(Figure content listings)
────────────────────

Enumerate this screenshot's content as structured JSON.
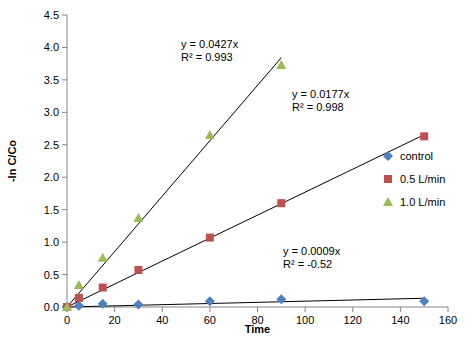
{
  "chart_data": {
    "type": "scatter",
    "x_label": "Time",
    "y_label": "-ln C/Co",
    "xlim": [
      0,
      160
    ],
    "xticks": [
      0,
      20,
      40,
      60,
      80,
      100,
      120,
      140,
      160
    ],
    "ylim": [
      0,
      4.5
    ],
    "yticks": [
      {
        "value": 0,
        "label": "0.0"
      },
      0.5,
      {
        "value": 1,
        "label": "1.0"
      },
      1.5,
      {
        "value": 2,
        "label": "2.0"
      },
      2.5,
      {
        "value": 3,
        "label": "3.0"
      },
      3.5,
      {
        "value": 4,
        "label": "4.0"
      },
      4.5
    ],
    "grid": false,
    "legend": "right",
    "series": [
      {
        "name": "control",
        "color": "#4F81BD",
        "marker": "diamond",
        "x": [
          0,
          5,
          15,
          30,
          60,
          90,
          150
        ],
        "values": [
          0,
          0.02,
          0.05,
          0.04,
          0.09,
          0.12,
          0.09
        ],
        "trendline": {
          "x": [
            0,
            150
          ],
          "values": [
            0,
            0.135
          ],
          "label": "y = 0.0009x",
          "r2_label": "R² = -0.52"
        }
      },
      {
        "name": "0.5 L/min",
        "color": "#C0504D",
        "marker": "square",
        "x": [
          0,
          5,
          15,
          30,
          60,
          90,
          150
        ],
        "values": [
          0,
          0.14,
          0.3,
          0.57,
          1.07,
          1.6,
          2.63
        ],
        "trendline": {
          "x": [
            0,
            150
          ],
          "values": [
            0,
            2.655
          ],
          "label": "y = 0.0177x",
          "r2_label": "R² = 0.998"
        }
      },
      {
        "name": "1.0 L/min",
        "color": "#9BBB59",
        "marker": "triangle",
        "x": [
          0,
          5,
          15,
          30,
          60,
          90
        ],
        "values": [
          0,
          0.34,
          0.76,
          1.37,
          2.65,
          3.73
        ],
        "trendline": {
          "x": [
            0,
            90
          ],
          "values": [
            0,
            3.843
          ],
          "label": "y = 0.0427x",
          "r2_label": "R² = 0.993"
        }
      }
    ]
  }
}
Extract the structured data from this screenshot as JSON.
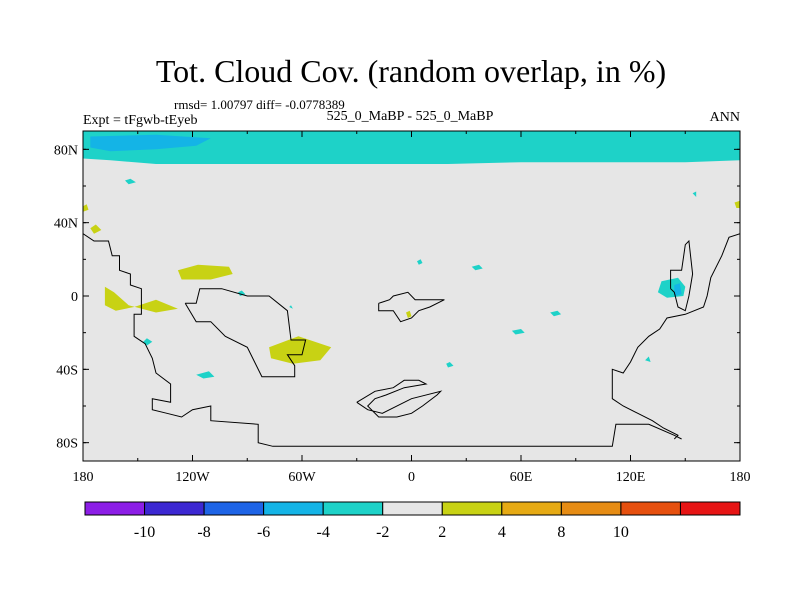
{
  "chart_data": {
    "type": "heatmap",
    "title": "Tot. Cloud Cov. (random overlap, in %)",
    "stats_line": "rmsd= 1.00797 diff= -0.0778389",
    "left_label": "Expt = tFgwb-tEyeb",
    "center_label": "525_0_MaBP - 525_0_MaBP",
    "right_label": "ANN",
    "x_axis": {
      "range": [
        -180,
        180
      ],
      "ticks": [
        {
          "value": -180,
          "label": "180"
        },
        {
          "value": -120,
          "label": "120W"
        },
        {
          "value": -60,
          "label": "60W"
        },
        {
          "value": 0,
          "label": "0"
        },
        {
          "value": 60,
          "label": "60E"
        },
        {
          "value": 120,
          "label": "120E"
        },
        {
          "value": 180,
          "label": "180"
        }
      ]
    },
    "y_axis": {
      "range": [
        -90,
        90
      ],
      "ticks": [
        {
          "value": 80,
          "label": "80N"
        },
        {
          "value": 40,
          "label": "40N"
        },
        {
          "value": 0,
          "label": "0"
        },
        {
          "value": -40,
          "label": "40S"
        },
        {
          "value": -80,
          "label": "80S"
        }
      ]
    },
    "colorbar": {
      "colors": [
        "#8c1ee6",
        "#3c28d2",
        "#1e64e6",
        "#14b4e6",
        "#1ed2c8",
        "#e6e6e6",
        "#c8d214",
        "#e6aa14",
        "#e68c14",
        "#e6500f",
        "#e61414"
      ],
      "labels": [
        "-10",
        "-8",
        "-6",
        "-4",
        "-2",
        "2",
        "4",
        "8",
        "10"
      ]
    },
    "anomaly_regions": [
      {
        "name": "arctic-band",
        "level": "-2",
        "color": "#1ed2c8",
        "points": [
          [
            -180,
            90
          ],
          [
            180,
            90
          ],
          [
            180,
            74
          ],
          [
            150,
            73
          ],
          [
            100,
            73
          ],
          [
            60,
            73
          ],
          [
            20,
            72
          ],
          [
            -20,
            72
          ],
          [
            -60,
            72
          ],
          [
            -100,
            72
          ],
          [
            -140,
            72
          ],
          [
            -165,
            74
          ],
          [
            -180,
            75
          ]
        ]
      },
      {
        "name": "arctic-core",
        "level": "-4",
        "color": "#14b4e6",
        "points": [
          [
            -176,
            87
          ],
          [
            -140,
            88
          ],
          [
            -110,
            86
          ],
          [
            -118,
            82
          ],
          [
            -140,
            80
          ],
          [
            -165,
            79
          ],
          [
            -176,
            81
          ]
        ]
      },
      {
        "name": "mid-pacific",
        "level": "2",
        "color": "#c8d214",
        "points": [
          [
            -128,
            14
          ],
          [
            -117,
            17
          ],
          [
            -100,
            16
          ],
          [
            -98,
            12
          ],
          [
            -110,
            9
          ],
          [
            -126,
            9
          ]
        ]
      },
      {
        "name": "equatorial-pacific-east",
        "level": "2",
        "color": "#c8d214",
        "points": [
          [
            -168,
            5
          ],
          [
            -163,
            2
          ],
          [
            -155,
            -5
          ],
          [
            -140,
            -9
          ],
          [
            -128,
            -7
          ],
          [
            -140,
            -2
          ],
          [
            -152,
            -6
          ],
          [
            -162,
            -8
          ],
          [
            -168,
            -5
          ]
        ]
      },
      {
        "name": "south-atlantic",
        "level": "2",
        "color": "#c8d214",
        "points": [
          [
            -78,
            -28
          ],
          [
            -62,
            -22
          ],
          [
            -44,
            -28
          ],
          [
            -50,
            -35
          ],
          [
            -65,
            -37
          ],
          [
            -77,
            -34
          ]
        ]
      },
      {
        "name": "west-pacific-cyan",
        "level": "-2",
        "color": "#1ed2c8",
        "points": [
          [
            137,
            8
          ],
          [
            146,
            10
          ],
          [
            150,
            5
          ],
          [
            149,
            0
          ],
          [
            140,
            -1
          ],
          [
            135,
            2
          ]
        ]
      },
      {
        "name": "west-pacific-blue",
        "level": "-4",
        "color": "#14b4e6",
        "points": [
          [
            144,
            6
          ],
          [
            147,
            7
          ],
          [
            148,
            1
          ],
          [
            144,
            0
          ]
        ]
      },
      {
        "name": "high-lat-nw",
        "level": "2",
        "color": "#c8d214",
        "points": [
          [
            -180,
            49
          ],
          [
            -178,
            50
          ],
          [
            -177,
            47
          ],
          [
            -180,
            46
          ]
        ]
      },
      {
        "name": "high-lat-ne",
        "level": "2",
        "color": "#c8d214",
        "points": [
          [
            180,
            52
          ],
          [
            177,
            51
          ],
          [
            178,
            48
          ],
          [
            180,
            48
          ]
        ]
      },
      {
        "name": "pacific-sw-dot",
        "level": "2",
        "color": "#c8d214",
        "points": [
          [
            -176,
            37
          ],
          [
            -173,
            39
          ],
          [
            -170,
            36
          ],
          [
            -174,
            34
          ]
        ]
      },
      {
        "name": "dot-1",
        "level": "-2",
        "color": "#1ed2c8",
        "points": [
          [
            -157,
            63
          ],
          [
            -154,
            64
          ],
          [
            -151,
            62
          ],
          [
            -155,
            61
          ]
        ]
      },
      {
        "name": "dot-2",
        "level": "-2",
        "color": "#1ed2c8",
        "points": [
          [
            -95,
            2
          ],
          [
            -93,
            3
          ],
          [
            -91,
            1
          ],
          [
            -94,
            0
          ]
        ]
      },
      {
        "name": "dot-3",
        "level": "-2",
        "color": "#1ed2c8",
        "points": [
          [
            -147,
            -25
          ],
          [
            -145,
            -23
          ],
          [
            -142,
            -25
          ],
          [
            -145,
            -27
          ]
        ]
      },
      {
        "name": "dot-4",
        "level": "-2",
        "color": "#1ed2c8",
        "points": [
          [
            -118,
            -43
          ],
          [
            -111,
            -41
          ],
          [
            -108,
            -44
          ],
          [
            -114,
            -45
          ]
        ]
      },
      {
        "name": "dot-5",
        "level": "-2",
        "color": "#1ed2c8",
        "points": [
          [
            -67,
            -6
          ],
          [
            -66,
            -5
          ],
          [
            -65,
            -7
          ]
        ]
      },
      {
        "name": "dot-6",
        "level": "-2",
        "color": "#1ed2c8",
        "points": [
          [
            3,
            19
          ],
          [
            5,
            20
          ],
          [
            6,
            18
          ],
          [
            4,
            17
          ]
        ]
      },
      {
        "name": "dot-7",
        "level": "-2",
        "color": "#1ed2c8",
        "points": [
          [
            33,
            16
          ],
          [
            37,
            17
          ],
          [
            39,
            15
          ],
          [
            35,
            14
          ]
        ]
      },
      {
        "name": "dot-8",
        "level": "-2",
        "color": "#1ed2c8",
        "points": [
          [
            55,
            -19
          ],
          [
            60,
            -18
          ],
          [
            62,
            -20
          ],
          [
            57,
            -21
          ]
        ]
      },
      {
        "name": "dot-9",
        "level": "-2",
        "color": "#1ed2c8",
        "points": [
          [
            76,
            -9
          ],
          [
            80,
            -8
          ],
          [
            82,
            -10
          ],
          [
            78,
            -11
          ]
        ]
      },
      {
        "name": "dot-10",
        "level": "-2",
        "color": "#1ed2c8",
        "points": [
          [
            19,
            -37
          ],
          [
            21,
            -36
          ],
          [
            23,
            -38
          ],
          [
            20,
            -39
          ]
        ]
      },
      {
        "name": "dot-11",
        "level": "-2",
        "color": "#1ed2c8",
        "points": [
          [
            128,
            -35
          ],
          [
            130,
            -33
          ],
          [
            131,
            -36
          ]
        ]
      },
      {
        "name": "dot-12",
        "level": "-2",
        "color": "#1ed2c8",
        "points": [
          [
            154,
            56
          ],
          [
            156,
            57
          ],
          [
            156,
            54
          ]
        ]
      },
      {
        "name": "dot-13",
        "level": "2",
        "color": "#c8d214",
        "points": [
          [
            -3,
            -9
          ],
          [
            -1,
            -8
          ],
          [
            0,
            -11
          ],
          [
            -2,
            -12
          ]
        ]
      }
    ],
    "coastlines": [
      {
        "name": "americas-west",
        "points": [
          [
            -180,
            34
          ],
          [
            -174,
            30
          ],
          [
            -166,
            30
          ],
          [
            -164,
            22
          ],
          [
            -160,
            22
          ],
          [
            -160,
            14
          ],
          [
            -154,
            12
          ],
          [
            -154,
            6
          ],
          [
            -148,
            4
          ],
          [
            -148,
            -10
          ],
          [
            -152,
            -10
          ],
          [
            -152,
            -22
          ],
          [
            -146,
            -26
          ],
          [
            -142,
            -34
          ],
          [
            -140,
            -42
          ],
          [
            -132,
            -48
          ],
          [
            -132,
            -58
          ],
          [
            -142,
            -56
          ],
          [
            -142,
            -62
          ],
          [
            -134,
            -64
          ],
          [
            -126,
            -66
          ],
          [
            -120,
            -62
          ],
          [
            -110,
            -60
          ],
          [
            -110,
            -68
          ],
          [
            -84,
            -70
          ],
          [
            -84,
            -80
          ],
          [
            -76,
            -82
          ],
          [
            -30,
            -82
          ],
          [
            20,
            -82
          ],
          [
            110,
            -82
          ],
          [
            112,
            -70
          ],
          [
            130,
            -70
          ],
          [
            144,
            -76
          ],
          [
            148,
            -78
          ]
        ]
      },
      {
        "name": "americas-inner",
        "points": [
          [
            -124,
            -4
          ],
          [
            -118,
            -4
          ],
          [
            -116,
            4
          ],
          [
            -104,
            4
          ],
          [
            -90,
            0
          ],
          [
            -78,
            0
          ],
          [
            -68,
            -8
          ],
          [
            -66,
            -24
          ],
          [
            -58,
            -24
          ],
          [
            -60,
            -32
          ],
          [
            -68,
            -32
          ],
          [
            -64,
            -38
          ],
          [
            -64,
            -44
          ],
          [
            -82,
            -44
          ],
          [
            -86,
            -36
          ],
          [
            -90,
            -28
          ],
          [
            -102,
            -22
          ],
          [
            -110,
            -14
          ],
          [
            -118,
            -14
          ],
          [
            -124,
            -4
          ]
        ]
      },
      {
        "name": "island-1",
        "points": [
          [
            -18,
            -4
          ],
          [
            -12,
            -2
          ],
          [
            -10,
            0
          ],
          [
            -2,
            2
          ],
          [
            2,
            -2
          ],
          [
            18,
            -2
          ],
          [
            10,
            -6
          ],
          [
            4,
            -8
          ],
          [
            0,
            -12
          ],
          [
            -6,
            -14
          ],
          [
            -10,
            -8
          ],
          [
            -18,
            -8
          ],
          [
            -18,
            -4
          ]
        ]
      },
      {
        "name": "island-2",
        "points": [
          [
            -30,
            -58
          ],
          [
            -20,
            -52
          ],
          [
            -10,
            -50
          ],
          [
            -4,
            -46
          ],
          [
            4,
            -46
          ],
          [
            8,
            -48
          ],
          [
            -4,
            -50
          ],
          [
            -14,
            -54
          ],
          [
            -20,
            -56
          ],
          [
            -24,
            -60
          ],
          [
            -18,
            -66
          ],
          [
            -8,
            -66
          ],
          [
            0,
            -64
          ],
          [
            6,
            -60
          ],
          [
            14,
            -54
          ],
          [
            16,
            -52
          ],
          [
            0,
            -56
          ],
          [
            -16,
            -64
          ],
          [
            -24,
            -62
          ],
          [
            -30,
            -58
          ]
        ]
      },
      {
        "name": "asia-east",
        "points": [
          [
            180,
            34
          ],
          [
            174,
            32
          ],
          [
            170,
            22
          ],
          [
            164,
            10
          ],
          [
            162,
            0
          ],
          [
            160,
            -6
          ],
          [
            150,
            -10
          ],
          [
            140,
            -12
          ],
          [
            136,
            -18
          ],
          [
            130,
            -22
          ],
          [
            124,
            -28
          ],
          [
            120,
            -36
          ],
          [
            116,
            -42
          ],
          [
            110,
            -40
          ],
          [
            110,
            -56
          ],
          [
            116,
            -60
          ],
          [
            124,
            -64
          ],
          [
            132,
            -68
          ],
          [
            138,
            -72
          ],
          [
            146,
            -76
          ],
          [
            144,
            -78
          ]
        ]
      },
      {
        "name": "asia-spike",
        "points": [
          [
            142,
            4
          ],
          [
            142,
            14
          ],
          [
            148,
            14
          ],
          [
            150,
            28
          ],
          [
            152,
            30
          ],
          [
            154,
            12
          ],
          [
            152,
            0
          ],
          [
            150,
            -8
          ],
          [
            146,
            -6
          ],
          [
            144,
            2
          ],
          [
            142,
            4
          ]
        ]
      }
    ]
  }
}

────────────────────

What is asked ▸ Only lines with the word "west" should be collected from the material.

Task result ▸
        "name": "west-pacific-cyan",
        "name": "west-pacific-blue",
        "name": "americas-west",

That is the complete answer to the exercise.